■ **WRITTEN TASK**
Without the images, write out the whole listing exactly.

(Figure dataset records)
__________________________________________________

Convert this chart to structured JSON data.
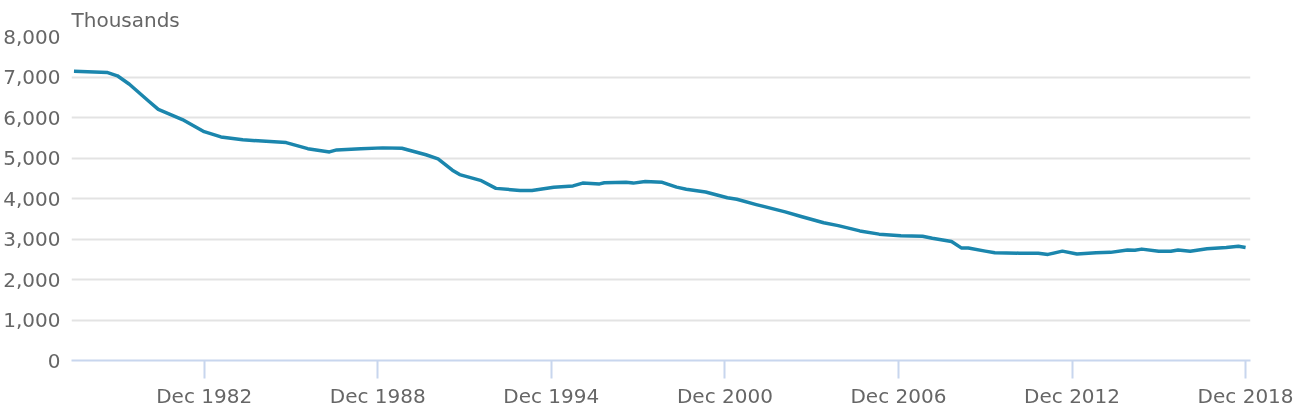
{
  "chart_data": {
    "type": "line",
    "ylabel": "Thousands",
    "x": [
      "1978-06",
      "1979-08",
      "1979-12",
      "1980-05",
      "1981-01",
      "1981-05",
      "1982-03",
      "1982-12",
      "1983-07",
      "1984-04",
      "1985-10",
      "1986-07",
      "1987-04",
      "1987-07",
      "1988-05",
      "1989-02",
      "1989-10",
      "1990-08",
      "1991-01",
      "1991-07",
      "1991-10",
      "1992-07",
      "1993-01",
      "1993-11",
      "1994-04",
      "1995-01",
      "1995-09",
      "1996-01",
      "1996-08",
      "1996-10",
      "1997-07",
      "1997-10",
      "1998-03",
      "1998-10",
      "1999-04",
      "1999-08",
      "2000-04",
      "2001-01",
      "2001-05",
      "2002-01",
      "2003-01",
      "2003-08",
      "2004-05",
      "2004-11",
      "2005-08",
      "2006-04",
      "2007-01",
      "2007-10",
      "2008-02",
      "2008-10",
      "2009-02",
      "2009-05",
      "2009-12",
      "2010-04",
      "2011-02",
      "2011-10",
      "2012-02",
      "2012-08",
      "2013-02",
      "2013-10",
      "2014-04",
      "2014-11",
      "2015-02",
      "2015-05",
      "2015-12",
      "2016-05",
      "2016-08",
      "2017-01",
      "2017-08",
      "2018-04",
      "2018-09",
      "2018-12"
    ],
    "series": [
      {
        "color": "#1b86ad",
        "values": [
          7140,
          7110,
          7030,
          6820,
          6400,
          6200,
          5950,
          5650,
          5520,
          5450,
          5380,
          5230,
          5150,
          5200,
          5230,
          5250,
          5240,
          5080,
          4980,
          4700,
          4590,
          4440,
          4250,
          4200,
          4200,
          4280,
          4310,
          4380,
          4360,
          4390,
          4400,
          4380,
          4420,
          4400,
          4280,
          4230,
          4160,
          4020,
          3980,
          3850,
          3670,
          3550,
          3400,
          3330,
          3200,
          3120,
          3080,
          3070,
          3020,
          2940,
          2780,
          2780,
          2700,
          2660,
          2650,
          2650,
          2620,
          2700,
          2630,
          2660,
          2670,
          2730,
          2720,
          2750,
          2700,
          2700,
          2730,
          2700,
          2760,
          2790,
          2820,
          2790
        ]
      }
    ],
    "xlim": [
      "1978-05",
      "2019-02"
    ],
    "xticks": [
      {
        "value": "1982-12",
        "label": "Dec 1982"
      },
      {
        "value": "1988-12",
        "label": "Dec 1988"
      },
      {
        "value": "1994-12",
        "label": "Dec 1994"
      },
      {
        "value": "2000-12",
        "label": "Dec 2000"
      },
      {
        "value": "2006-12",
        "label": "Dec 2006"
      },
      {
        "value": "2012-12",
        "label": "Dec 2012"
      },
      {
        "value": "2018-12",
        "label": "Dec 2018"
      }
    ],
    "ylim": [
      0,
      8000
    ],
    "yticks": [
      {
        "value": 0,
        "label": "0"
      },
      {
        "value": 1000,
        "label": "1,000"
      },
      {
        "value": 2000,
        "label": "2,000"
      },
      {
        "value": 3000,
        "label": "3,000"
      },
      {
        "value": 4000,
        "label": "4,000"
      },
      {
        "value": 5000,
        "label": "5,000"
      },
      {
        "value": 6000,
        "label": "6,000"
      },
      {
        "value": 7000,
        "label": "7,000"
      },
      {
        "value": 8000,
        "label": "8,000"
      }
    ],
    "grid": "y",
    "marker": "none",
    "line_style": "solid"
  }
}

__________________________________________________

■ **SOLVED PROBLEM**
Convert this chart to structured JSON data.
{
  "chart_data": {
    "type": "line",
    "ylabel": "Thousands",
    "x": [
      "1978-06",
      "1979-08",
      "1979-12",
      "1980-05",
      "1981-01",
      "1981-05",
      "1982-03",
      "1982-12",
      "1983-07",
      "1984-04",
      "1985-10",
      "1986-07",
      "1987-04",
      "1987-07",
      "1988-05",
      "1989-02",
      "1989-10",
      "1990-08",
      "1991-01",
      "1991-07",
      "1991-10",
      "1992-07",
      "1993-01",
      "1993-11",
      "1994-04",
      "1995-01",
      "1995-09",
      "1996-01",
      "1996-08",
      "1996-10",
      "1997-07",
      "1997-10",
      "1998-03",
      "1998-10",
      "1999-04",
      "1999-08",
      "2000-04",
      "2001-01",
      "2001-05",
      "2002-01",
      "2003-01",
      "2003-08",
      "2004-05",
      "2004-11",
      "2005-08",
      "2006-04",
      "2007-01",
      "2007-10",
      "2008-02",
      "2008-10",
      "2009-02",
      "2009-05",
      "2009-12",
      "2010-04",
      "2011-02",
      "2011-10",
      "2012-02",
      "2012-08",
      "2013-02",
      "2013-10",
      "2014-04",
      "2014-11",
      "2015-02",
      "2015-05",
      "2015-12",
      "2016-05",
      "2016-08",
      "2017-01",
      "2017-08",
      "2018-04",
      "2018-09",
      "2018-12"
    ],
    "series": [
      {
        "color": "#1b86ad",
        "values": [
          7140,
          7110,
          7030,
          6820,
          6400,
          6200,
          5950,
          5650,
          5520,
          5450,
          5380,
          5230,
          5150,
          5200,
          5230,
          5250,
          5240,
          5080,
          4980,
          4700,
          4590,
          4440,
          4250,
          4200,
          4200,
          4280,
          4310,
          4380,
          4360,
          4390,
          4400,
          4380,
          4420,
          4400,
          4280,
          4230,
          4160,
          4020,
          3980,
          3850,
          3670,
          3550,
          3400,
          3330,
          3200,
          3120,
          3080,
          3070,
          3020,
          2940,
          2780,
          2780,
          2700,
          2660,
          2650,
          2650,
          2620,
          2700,
          2630,
          2660,
          2670,
          2730,
          2720,
          2750,
          2700,
          2700,
          2730,
          2700,
          2760,
          2790,
          2820,
          2790
        ]
      }
    ],
    "xlim": [
      "1978-05",
      "2019-02"
    ],
    "xticks": [
      {
        "value": "1982-12",
        "label": "Dec 1982"
      },
      {
        "value": "1988-12",
        "label": "Dec 1988"
      },
      {
        "value": "1994-12",
        "label": "Dec 1994"
      },
      {
        "value": "2000-12",
        "label": "Dec 2000"
      },
      {
        "value": "2006-12",
        "label": "Dec 2006"
      },
      {
        "value": "2012-12",
        "label": "Dec 2012"
      },
      {
        "value": "2018-12",
        "label": "Dec 2018"
      }
    ],
    "ylim": [
      0,
      8000
    ],
    "yticks": [
      {
        "value": 0,
        "label": "0"
      },
      {
        "value": 1000,
        "label": "1,000"
      },
      {
        "value": 2000,
        "label": "2,000"
      },
      {
        "value": 3000,
        "label": "3,000"
      },
      {
        "value": 4000,
        "label": "4,000"
      },
      {
        "value": 5000,
        "label": "5,000"
      },
      {
        "value": 6000,
        "label": "6,000"
      },
      {
        "value": 7000,
        "label": "7,000"
      },
      {
        "value": 8000,
        "label": "8,000"
      }
    ],
    "grid": "y",
    "marker": "none",
    "line_style": "solid"
  }
}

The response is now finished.